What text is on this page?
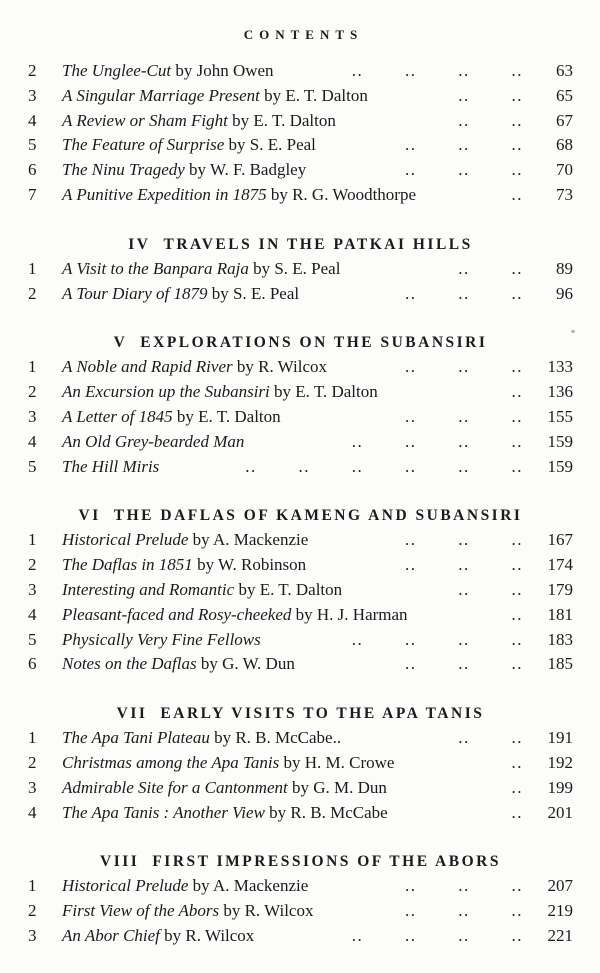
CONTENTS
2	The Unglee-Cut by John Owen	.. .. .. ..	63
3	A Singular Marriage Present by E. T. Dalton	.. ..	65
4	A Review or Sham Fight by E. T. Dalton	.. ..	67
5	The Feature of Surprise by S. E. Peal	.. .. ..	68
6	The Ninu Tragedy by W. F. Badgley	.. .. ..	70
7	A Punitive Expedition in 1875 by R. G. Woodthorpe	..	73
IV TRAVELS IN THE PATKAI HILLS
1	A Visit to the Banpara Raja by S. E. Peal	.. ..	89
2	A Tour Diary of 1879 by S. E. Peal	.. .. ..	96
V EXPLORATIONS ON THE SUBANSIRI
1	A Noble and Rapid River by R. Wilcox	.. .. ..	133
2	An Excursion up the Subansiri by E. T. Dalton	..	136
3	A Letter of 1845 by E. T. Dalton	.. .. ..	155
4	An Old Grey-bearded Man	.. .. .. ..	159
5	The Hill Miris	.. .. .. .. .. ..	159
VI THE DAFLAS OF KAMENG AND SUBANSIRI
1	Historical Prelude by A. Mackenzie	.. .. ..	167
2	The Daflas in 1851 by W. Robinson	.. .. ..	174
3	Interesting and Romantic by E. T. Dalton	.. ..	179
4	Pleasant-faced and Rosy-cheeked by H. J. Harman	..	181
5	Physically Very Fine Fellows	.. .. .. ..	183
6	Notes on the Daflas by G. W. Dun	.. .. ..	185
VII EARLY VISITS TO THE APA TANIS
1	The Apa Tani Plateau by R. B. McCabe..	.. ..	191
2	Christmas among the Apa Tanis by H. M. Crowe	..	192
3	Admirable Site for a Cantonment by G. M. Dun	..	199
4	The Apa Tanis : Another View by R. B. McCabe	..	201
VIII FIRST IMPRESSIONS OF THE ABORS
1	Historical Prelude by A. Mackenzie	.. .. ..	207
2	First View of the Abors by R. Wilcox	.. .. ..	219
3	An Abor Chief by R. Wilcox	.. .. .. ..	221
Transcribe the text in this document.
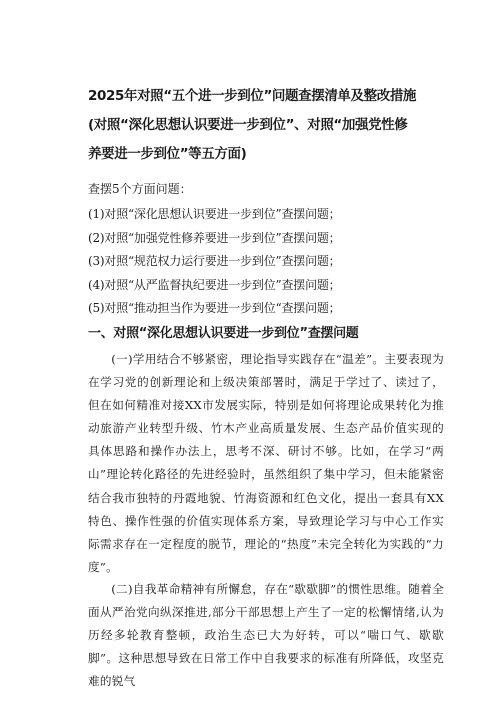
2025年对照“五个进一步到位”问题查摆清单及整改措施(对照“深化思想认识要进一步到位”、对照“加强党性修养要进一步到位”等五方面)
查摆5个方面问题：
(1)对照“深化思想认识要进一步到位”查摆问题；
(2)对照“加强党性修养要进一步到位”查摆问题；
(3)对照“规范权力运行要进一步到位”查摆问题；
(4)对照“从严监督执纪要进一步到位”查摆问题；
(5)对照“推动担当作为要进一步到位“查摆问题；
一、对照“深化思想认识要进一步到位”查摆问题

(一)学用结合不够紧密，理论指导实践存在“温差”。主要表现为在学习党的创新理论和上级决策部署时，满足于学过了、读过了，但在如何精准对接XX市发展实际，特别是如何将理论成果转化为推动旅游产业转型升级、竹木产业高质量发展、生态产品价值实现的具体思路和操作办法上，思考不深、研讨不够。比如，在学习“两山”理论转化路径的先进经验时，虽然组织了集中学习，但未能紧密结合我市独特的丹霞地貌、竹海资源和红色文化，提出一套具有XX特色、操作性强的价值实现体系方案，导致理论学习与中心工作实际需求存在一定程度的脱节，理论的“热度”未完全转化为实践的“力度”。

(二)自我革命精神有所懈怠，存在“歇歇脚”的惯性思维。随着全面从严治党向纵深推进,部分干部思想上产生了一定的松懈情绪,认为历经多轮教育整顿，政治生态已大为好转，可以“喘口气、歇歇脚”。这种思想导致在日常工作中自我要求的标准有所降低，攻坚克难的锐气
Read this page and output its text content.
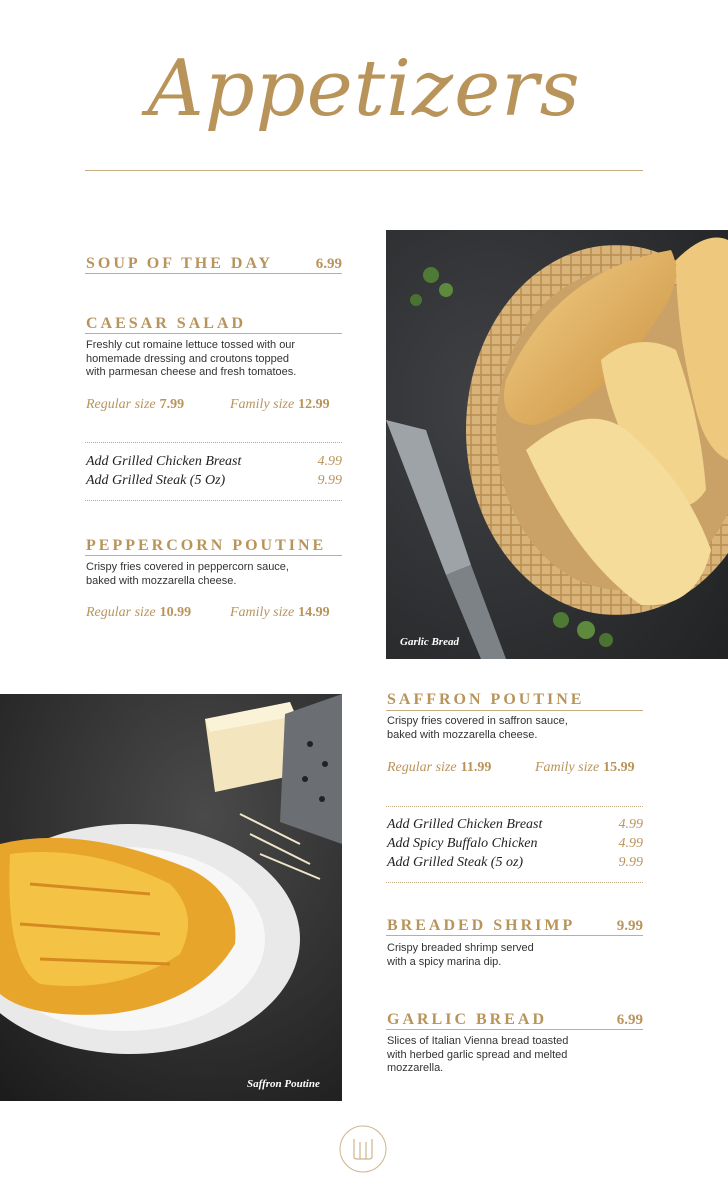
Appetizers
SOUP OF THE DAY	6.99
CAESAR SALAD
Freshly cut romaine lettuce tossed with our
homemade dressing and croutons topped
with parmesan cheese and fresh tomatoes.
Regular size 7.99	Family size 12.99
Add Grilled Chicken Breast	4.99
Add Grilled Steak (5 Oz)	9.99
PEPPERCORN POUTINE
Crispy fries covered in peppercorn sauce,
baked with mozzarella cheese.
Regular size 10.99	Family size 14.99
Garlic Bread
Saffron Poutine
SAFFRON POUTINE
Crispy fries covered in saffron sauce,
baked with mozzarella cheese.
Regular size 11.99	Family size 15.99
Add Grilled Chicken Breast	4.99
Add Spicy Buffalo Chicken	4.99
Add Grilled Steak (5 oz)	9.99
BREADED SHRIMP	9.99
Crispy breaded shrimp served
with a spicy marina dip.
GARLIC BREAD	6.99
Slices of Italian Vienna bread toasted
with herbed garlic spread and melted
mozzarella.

____

● Goal
Transcribe every entry word for word, but skip the pictures.

● Task output
What text is on this page?
CONTENTS
2	The Unglee-Cut by John Owen	.. .. .. ..	63
3	A Singular Marriage Present by E. T. Dalton	.. ..	65
4	A Review or Sham Fight by E. T. Dalton	.. ..	67
5	The Feature of Surprise by S. E. Peal	.. .. ..	68
6	The Ninu Tragedy by W. F. Badgley	.. .. ..	70
7	A Punitive Expedition in 1875 by R. G. Woodthorpe	..	73
IV TRAVELS IN THE PATKAI HILLS
1	A Visit to the Banpara Raja by S. E. Peal	.. ..	89
2	A Tour Diary of 1879 by S. E. Peal	.. .. ..	96
V EXPLORATIONS ON THE SUBANSIRI
1	A Noble and Rapid River by R. Wilcox	.. .. ..	133
2	An Excursion up the Subansiri by E. T. Dalton	..	136
3	A Letter of 1845 by E. T. Dalton	.. .. ..	155
4	An Old Grey-bearded Man	.. .. .. ..	159
5	The Hill Miris	.. .. .. .. .. ..	159
VI THE DAFLAS OF KAMENG AND SUBANSIRI
1	Historical Prelude by A. Mackenzie	.. .. ..	167
2	The Daflas in 1851 by W. Robinson	.. .. ..	174
3	Interesting and Romantic by E. T. Dalton	.. ..	179
4	Pleasant-faced and Rosy-cheeked by H. J. Harman	..	181
5	Physically Very Fine Fellows	.. .. .. ..	183
6	Notes on the Daflas by G. W. Dun	.. .. ..	185
VII EARLY VISITS TO THE APA TANIS
1	The Apa Tani Plateau by R. B. McCabe..	.. ..	191
2	Christmas among the Apa Tanis by H. M. Crowe	..	192
3	Admirable Site for a Cantonment by G. M. Dun	..	199
4	The Apa Tanis : Another View by R. B. McCabe	..	201
VIII FIRST IMPRESSIONS OF THE ABORS
1	Historical Prelude by A. Mackenzie	.. .. ..	207
2	First View of the Abors by R. Wilcox	.. .. ..	219
3	An Abor Chief by R. Wilcox	.. .. .. ..	221
Transcribe the text in this document.
2025年对照“五个进一步到位”问题查摆清单及整改措施(对照“深化思想认识要进一步到位”、对照“加强党性修养要进一步到位”等五方面)
查摆5个方面问题：
(1)对照“深化思想认识要进一步到位”查摆问题；
(2)对照“加强党性修养要进一步到位”查摆问题；
(3)对照“规范权力运行要进一步到位”查摆问题；
(4)对照“从严监督执纪要进一步到位”查摆问题；
(5)对照“推动担当作为要进一步到位“查摆问题；
一、对照“深化思想认识要进一步到位”查摆问题

(一)学用结合不够紧密，理论指导实践存在“温差”。主要表现为在学习党的创新理论和上级决策部署时，满足于学过了、读过了，但在如何精准对接XX市发展实际，特别是如何将理论成果转化为推动旅游产业转型升级、竹木产业高质量发展、生态产品价值实现的具体思路和操作办法上，思考不深、研讨不够。比如，在学习“两山”理论转化路径的先进经验时，虽然组织了集中学习，但未能紧密结合我市独特的丹霞地貌、竹海资源和红色文化，提出一套具有XX特色、操作性强的价值实现体系方案，导致理论学习与中心工作实际需求存在一定程度的脱节，理论的“热度”未完全转化为实践的“力度”。

(二)自我革命精神有所懈怠，存在“歇歇脚”的惯性思维。随着全面从严治党向纵深推进,部分干部思想上产生了一定的松懈情绪,认为历经多轮教育整顿，政治生态已大为好转，可以“喘口气、歇歇脚”。这种思想导致在日常工作中自我要求的标准有所降低，攻坚克难的锐气
Read this page and output its text content.
Appetizers
SOUP OF THE DAY	6.99
CAESAR SALAD
Freshly cut romaine lettuce tossed with our
homemade dressing and croutons topped
with parmesan cheese and fresh tomatoes.
Regular size 7.99	Family size 12.99
Add Grilled Chicken Breast	4.99
Add Grilled Steak (5 Oz)	9.99
PEPPERCORN POUTINE
Crispy fries covered in peppercorn sauce,
baked with mozzarella cheese.
Regular size 10.99	Family size 14.99
Garlic Bread
Saffron Poutine
SAFFRON POUTINE
Crispy fries covered in saffron sauce,
baked with mozzarella cheese.
Regular size 11.99	Family size 15.99
Add Grilled Chicken Breast	4.99
Add Spicy Buffalo Chicken	4.99
Add Grilled Steak (5 oz)	9.99
BREADED SHRIMP	9.99
Crispy breaded shrimp served
with a spicy marina dip.
GARLIC BREAD	6.99
Slices of Italian Vienna bread toasted
with herbed garlic spread and melted
mozzarella.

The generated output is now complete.